● **What you will do**
Transcribe every line of the listing below word for word, leaving out the picture.

Element and coordinate listing:
—————
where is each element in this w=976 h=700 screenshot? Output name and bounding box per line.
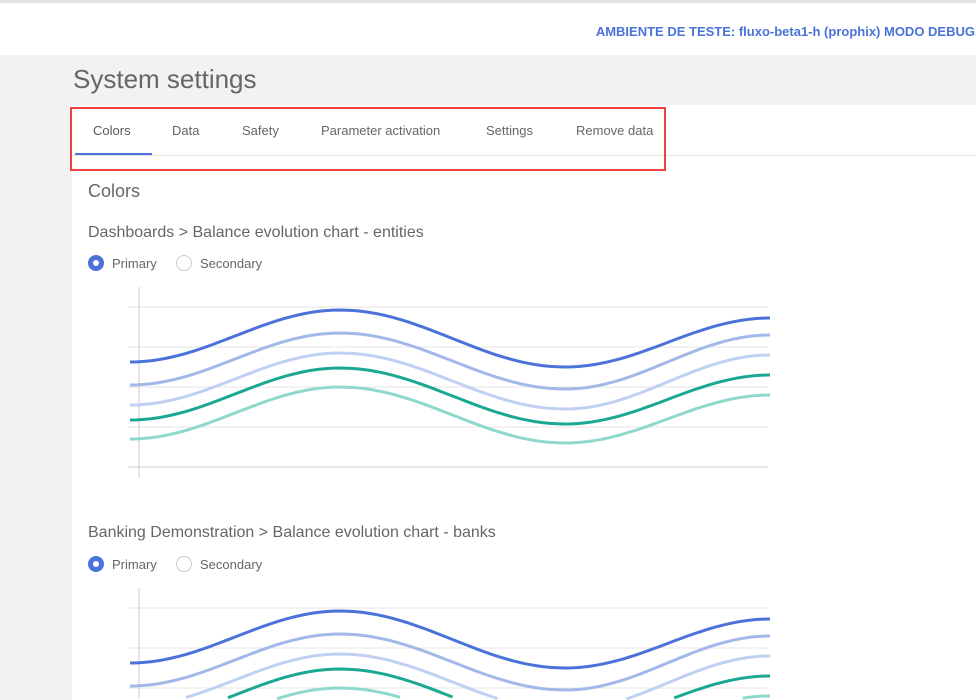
series-line-1 (129, 609, 771, 670)
page-title: System settings (73, 64, 257, 94)
tab-bar: Colors Data Safety Parameter activation … (72, 105, 976, 156)
series-line-5 (276, 686, 771, 700)
radio-unselected-icon (176, 255, 192, 271)
section-title: Colors (88, 181, 141, 201)
tab-data[interactable]: Data (172, 123, 200, 138)
top-bar: AMBIENTE DE TESTE: fluxo-beta1-h (prophi… (0, 0, 976, 55)
tab-parameter-activation[interactable]: Parameter activation (321, 123, 441, 138)
series-line-4 (227, 667, 771, 700)
series-line-3 (129, 351, 771, 411)
radio-primary-banks[interactable]: Primary (88, 556, 157, 572)
tab-colors[interactable]: Colors (93, 123, 131, 138)
radio-secondary-entities[interactable]: Secondary (176, 255, 262, 271)
series-line-5 (129, 385, 771, 445)
radio-unselected-icon (176, 556, 192, 572)
tab-remove-data[interactable]: Remove data (576, 123, 654, 138)
active-tab-indicator (75, 153, 152, 155)
settings-panel: Colors Data Safety Parameter activation … (72, 105, 976, 700)
tab-settings[interactable]: Settings (486, 123, 533, 138)
series-line-3 (185, 652, 771, 700)
radio-secondary-banks[interactable]: Secondary (176, 556, 262, 572)
series-line-2 (129, 331, 771, 391)
radio-selected-icon (88, 556, 104, 572)
environment-label: AMBIENTE DE TESTE: fluxo-beta1-h (prophi… (595, 24, 975, 39)
section-heading-banks: Banking Demonstration > Balance evolutio… (88, 524, 496, 541)
series-line-4 (129, 366, 771, 426)
radio-primary-entities[interactable]: Primary (88, 255, 157, 271)
tab-safety[interactable]: Safety (242, 123, 279, 138)
radio-selected-icon (88, 255, 104, 271)
section-heading-entities: Dashboards > Balance evolution chart - e… (88, 224, 424, 241)
series-line-2 (129, 632, 771, 692)
series-line-1 (129, 308, 771, 369)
—————
● **Result of the task**
where is each element in this w=976 h=700 screenshot? Output name and bounding box per line.
series-line-1 (129, 609, 771, 670)
page-title: System settings (73, 64, 257, 94)
tab-bar: Colors Data Safety Parameter activation … (72, 105, 976, 156)
series-line-5 (276, 686, 771, 700)
radio-unselected-icon (176, 255, 192, 271)
section-title: Colors (88, 181, 141, 201)
tab-data[interactable]: Data (172, 123, 200, 138)
top-bar: AMBIENTE DE TESTE: fluxo-beta1-h (prophi… (0, 0, 976, 55)
tab-parameter-activation[interactable]: Parameter activation (321, 123, 441, 138)
series-line-4 (227, 667, 771, 700)
series-line-3 (129, 351, 771, 411)
radio-primary-banks[interactable]: Primary (88, 556, 157, 572)
tab-colors[interactable]: Colors (93, 123, 131, 138)
radio-secondary-entities[interactable]: Secondary (176, 255, 262, 271)
series-line-5 (129, 385, 771, 445)
radio-unselected-icon (176, 556, 192, 572)
tab-remove-data[interactable]: Remove data (576, 123, 654, 138)
active-tab-indicator (75, 153, 152, 155)
settings-panel: Colors Data Safety Parameter activation … (72, 105, 976, 700)
tab-settings[interactable]: Settings (486, 123, 533, 138)
series-line-3 (185, 652, 771, 700)
radio-secondary-banks[interactable]: Secondary (176, 556, 262, 572)
series-line-2 (129, 331, 771, 391)
radio-selected-icon (88, 556, 104, 572)
environment-label: AMBIENTE DE TESTE: fluxo-beta1-h (prophi… (595, 24, 975, 39)
section-heading-banks: Banking Demonstration > Balance evolutio… (88, 524, 496, 541)
series-line-4 (129, 366, 771, 426)
radio-primary-entities[interactable]: Primary (88, 255, 157, 271)
tab-safety[interactable]: Safety (242, 123, 279, 138)
radio-selected-icon (88, 255, 104, 271)
section-heading-entities: Dashboards > Balance evolution chart - e… (88, 224, 424, 241)
series-line-2 (129, 632, 771, 692)
series-line-1 (129, 308, 771, 369)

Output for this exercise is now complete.